### Task to carry out
Print the listing below in full. Alter nothing.

### Information shown
· · · ·

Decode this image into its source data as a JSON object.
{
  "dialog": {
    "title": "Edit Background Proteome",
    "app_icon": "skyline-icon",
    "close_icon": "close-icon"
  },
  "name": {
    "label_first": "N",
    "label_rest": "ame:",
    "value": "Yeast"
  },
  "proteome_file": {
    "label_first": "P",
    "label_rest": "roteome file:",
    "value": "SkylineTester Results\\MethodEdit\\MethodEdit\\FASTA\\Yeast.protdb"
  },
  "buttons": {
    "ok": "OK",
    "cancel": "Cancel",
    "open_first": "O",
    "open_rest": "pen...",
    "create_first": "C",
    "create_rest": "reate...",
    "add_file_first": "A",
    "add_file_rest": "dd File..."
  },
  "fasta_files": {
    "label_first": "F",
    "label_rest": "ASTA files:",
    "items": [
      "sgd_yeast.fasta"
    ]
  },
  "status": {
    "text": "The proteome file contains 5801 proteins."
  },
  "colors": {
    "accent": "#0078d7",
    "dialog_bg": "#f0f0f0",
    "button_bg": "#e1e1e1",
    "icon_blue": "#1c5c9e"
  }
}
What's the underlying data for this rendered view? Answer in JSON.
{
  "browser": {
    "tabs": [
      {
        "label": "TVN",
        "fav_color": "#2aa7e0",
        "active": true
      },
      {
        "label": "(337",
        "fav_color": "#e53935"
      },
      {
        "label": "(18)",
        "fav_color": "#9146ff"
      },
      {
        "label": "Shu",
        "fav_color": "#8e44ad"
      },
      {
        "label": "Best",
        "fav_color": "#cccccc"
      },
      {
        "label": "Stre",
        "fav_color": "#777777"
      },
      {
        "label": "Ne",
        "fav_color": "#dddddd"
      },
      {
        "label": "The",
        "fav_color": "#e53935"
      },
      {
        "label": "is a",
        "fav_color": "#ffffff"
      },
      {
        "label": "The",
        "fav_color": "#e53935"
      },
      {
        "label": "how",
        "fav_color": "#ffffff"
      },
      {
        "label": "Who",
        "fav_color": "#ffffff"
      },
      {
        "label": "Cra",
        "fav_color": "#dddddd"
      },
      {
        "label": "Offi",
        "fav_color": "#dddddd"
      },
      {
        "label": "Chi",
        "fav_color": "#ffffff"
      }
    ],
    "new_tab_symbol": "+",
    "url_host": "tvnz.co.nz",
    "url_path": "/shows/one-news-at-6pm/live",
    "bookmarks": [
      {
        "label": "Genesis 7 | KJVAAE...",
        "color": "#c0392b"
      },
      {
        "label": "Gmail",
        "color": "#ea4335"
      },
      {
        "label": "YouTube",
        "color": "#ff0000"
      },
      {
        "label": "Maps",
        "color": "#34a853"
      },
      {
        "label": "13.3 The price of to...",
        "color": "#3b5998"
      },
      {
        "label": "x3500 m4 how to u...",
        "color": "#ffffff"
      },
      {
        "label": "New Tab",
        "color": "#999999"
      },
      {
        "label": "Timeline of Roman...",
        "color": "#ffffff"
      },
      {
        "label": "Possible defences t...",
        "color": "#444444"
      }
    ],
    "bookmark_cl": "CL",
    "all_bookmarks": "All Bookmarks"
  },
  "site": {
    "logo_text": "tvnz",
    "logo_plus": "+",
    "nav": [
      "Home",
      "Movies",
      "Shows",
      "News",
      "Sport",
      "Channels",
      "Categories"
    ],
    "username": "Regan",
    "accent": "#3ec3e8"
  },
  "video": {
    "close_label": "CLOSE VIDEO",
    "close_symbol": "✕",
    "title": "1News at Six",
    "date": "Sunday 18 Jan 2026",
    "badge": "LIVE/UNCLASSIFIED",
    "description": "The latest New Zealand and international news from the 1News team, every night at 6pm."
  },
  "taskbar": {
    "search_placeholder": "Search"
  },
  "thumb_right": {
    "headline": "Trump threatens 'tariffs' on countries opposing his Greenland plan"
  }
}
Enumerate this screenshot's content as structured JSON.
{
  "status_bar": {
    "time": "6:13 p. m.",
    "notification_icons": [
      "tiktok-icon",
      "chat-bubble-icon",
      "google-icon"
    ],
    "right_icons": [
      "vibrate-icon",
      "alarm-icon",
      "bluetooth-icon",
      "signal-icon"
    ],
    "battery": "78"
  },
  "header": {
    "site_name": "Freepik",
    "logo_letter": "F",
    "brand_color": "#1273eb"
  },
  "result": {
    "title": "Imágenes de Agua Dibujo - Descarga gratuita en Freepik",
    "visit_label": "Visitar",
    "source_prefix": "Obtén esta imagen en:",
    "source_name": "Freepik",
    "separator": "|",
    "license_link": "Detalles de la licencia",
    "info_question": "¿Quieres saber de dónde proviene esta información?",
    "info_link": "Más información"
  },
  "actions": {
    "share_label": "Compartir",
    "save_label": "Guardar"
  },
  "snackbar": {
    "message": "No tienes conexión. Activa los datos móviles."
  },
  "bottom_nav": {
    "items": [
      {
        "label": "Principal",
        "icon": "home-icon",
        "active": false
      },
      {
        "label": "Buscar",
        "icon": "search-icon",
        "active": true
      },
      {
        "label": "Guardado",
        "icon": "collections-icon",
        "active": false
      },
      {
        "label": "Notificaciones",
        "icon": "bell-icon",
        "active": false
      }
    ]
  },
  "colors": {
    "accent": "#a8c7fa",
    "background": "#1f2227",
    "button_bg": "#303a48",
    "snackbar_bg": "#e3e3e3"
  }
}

· · · ·

### Response
Decode this image into its source data as a JSON object.
{
  "dialog": {
    "title": "Edit Background Proteome",
    "app_icon": "skyline-icon",
    "close_icon": "close-icon"
  },
  "name": {
    "label_first": "N",
    "label_rest": "ame:",
    "value": "Yeast"
  },
  "proteome_file": {
    "label_first": "P",
    "label_rest": "roteome file:",
    "value": "SkylineTester Results\\MethodEdit\\MethodEdit\\FASTA\\Yeast.protdb"
  },
  "buttons": {
    "ok": "OK",
    "cancel": "Cancel",
    "open_first": "O",
    "open_rest": "pen...",
    "create_first": "C",
    "create_rest": "reate...",
    "add_file_first": "A",
    "add_file_rest": "dd File..."
  },
  "fasta_files": {
    "label_first": "F",
    "label_rest": "ASTA files:",
    "items": [
      "sgd_yeast.fasta"
    ]
  },
  "status": {
    "text": "The proteome file contains 5801 proteins."
  },
  "colors": {
    "accent": "#0078d7",
    "dialog_bg": "#f0f0f0",
    "button_bg": "#e1e1e1",
    "icon_blue": "#1c5c9e"
  }
}
What's the underlying data for this rendered view? Answer in JSON.
{
  "browser": {
    "tabs": [
      {
        "label": "TVN",
        "fav_color": "#2aa7e0",
        "active": true
      },
      {
        "label": "(337",
        "fav_color": "#e53935"
      },
      {
        "label": "(18)",
        "fav_color": "#9146ff"
      },
      {
        "label": "Shu",
        "fav_color": "#8e44ad"
      },
      {
        "label": "Best",
        "fav_color": "#cccccc"
      },
      {
        "label": "Stre",
        "fav_color": "#777777"
      },
      {
        "label": "Ne",
        "fav_color": "#dddddd"
      },
      {
        "label": "The",
        "fav_color": "#e53935"
      },
      {
        "label": "is a",
        "fav_color": "#ffffff"
      },
      {
        "label": "The",
        "fav_color": "#e53935"
      },
      {
        "label": "how",
        "fav_color": "#ffffff"
      },
      {
        "label": "Who",
        "fav_color": "#ffffff"
      },
      {
        "label": "Cra",
        "fav_color": "#dddddd"
      },
      {
        "label": "Offi",
        "fav_color": "#dddddd"
      },
      {
        "label": "Chi",
        "fav_color": "#ffffff"
      }
    ],
    "new_tab_symbol": "+",
    "url_host": "tvnz.co.nz",
    "url_path": "/shows/one-news-at-6pm/live",
    "bookmarks": [
      {
        "label": "Genesis 7 | KJVAAE...",
        "color": "#c0392b"
      },
      {
        "label": "Gmail",
        "color": "#ea4335"
      },
      {
        "label": "YouTube",
        "color": "#ff0000"
      },
      {
        "label": "Maps",
        "color": "#34a853"
      },
      {
        "label": "13.3 The price of to...",
        "color": "#3b5998"
      },
      {
        "label": "x3500 m4 how to u...",
        "color": "#ffffff"
      },
      {
        "label": "New Tab",
        "color": "#999999"
      },
      {
        "label": "Timeline of Roman...",
        "color": "#ffffff"
      },
      {
        "label": "Possible defences t...",
        "color": "#444444"
      }
    ],
    "bookmark_cl": "CL",
    "all_bookmarks": "All Bookmarks"
  },
  "site": {
    "logo_text": "tvnz",
    "logo_plus": "+",
    "nav": [
      "Home",
      "Movies",
      "Shows",
      "News",
      "Sport",
      "Channels",
      "Categories"
    ],
    "username": "Regan",
    "accent": "#3ec3e8"
  },
  "video": {
    "close_label": "CLOSE VIDEO",
    "close_symbol": "✕",
    "title": "1News at Six",
    "date": "Sunday 18 Jan 2026",
    "badge": "LIVE/UNCLASSIFIED",
    "description": "The latest New Zealand and international news from the 1News team, every night at 6pm."
  },
  "taskbar": {
    "search_placeholder": "Search"
  },
  "thumb_right": {
    "headline": "Trump threatens 'tariffs' on countries opposing his Greenland plan"
  }
}
Enumerate this screenshot's content as structured JSON.
{
  "status_bar": {
    "time": "6:13 p. m.",
    "notification_icons": [
      "tiktok-icon",
      "chat-bubble-icon",
      "google-icon"
    ],
    "right_icons": [
      "vibrate-icon",
      "alarm-icon",
      "bluetooth-icon",
      "signal-icon"
    ],
    "battery": "78"
  },
  "header": {
    "site_name": "Freepik",
    "logo_letter": "F",
    "brand_color": "#1273eb"
  },
  "result": {
    "title": "Imágenes de Agua Dibujo - Descarga gratuita en Freepik",
    "visit_label": "Visitar",
    "source_prefix": "Obtén esta imagen en:",
    "source_name": "Freepik",
    "separator": "|",
    "license_link": "Detalles de la licencia",
    "info_question": "¿Quieres saber de dónde proviene esta información?",
    "info_link": "Más información"
  },
  "actions": {
    "share_label": "Compartir",
    "save_label": "Guardar"
  },
  "snackbar": {
    "message": "No tienes conexión. Activa los datos móviles."
  },
  "bottom_nav": {
    "items": [
      {
        "label": "Principal",
        "icon": "home-icon",
        "active": false
      },
      {
        "label": "Buscar",
        "icon": "search-icon",
        "active": true
      },
      {
        "label": "Guardado",
        "icon": "collections-icon",
        "active": false
      },
      {
        "label": "Notificaciones",
        "icon": "bell-icon",
        "active": false
      }
    ]
  },
  "colors": {
    "accent": "#a8c7fa",
    "background": "#1f2227",
    "button_bg": "#303a48",
    "snackbar_bg": "#e3e3e3"
  }
}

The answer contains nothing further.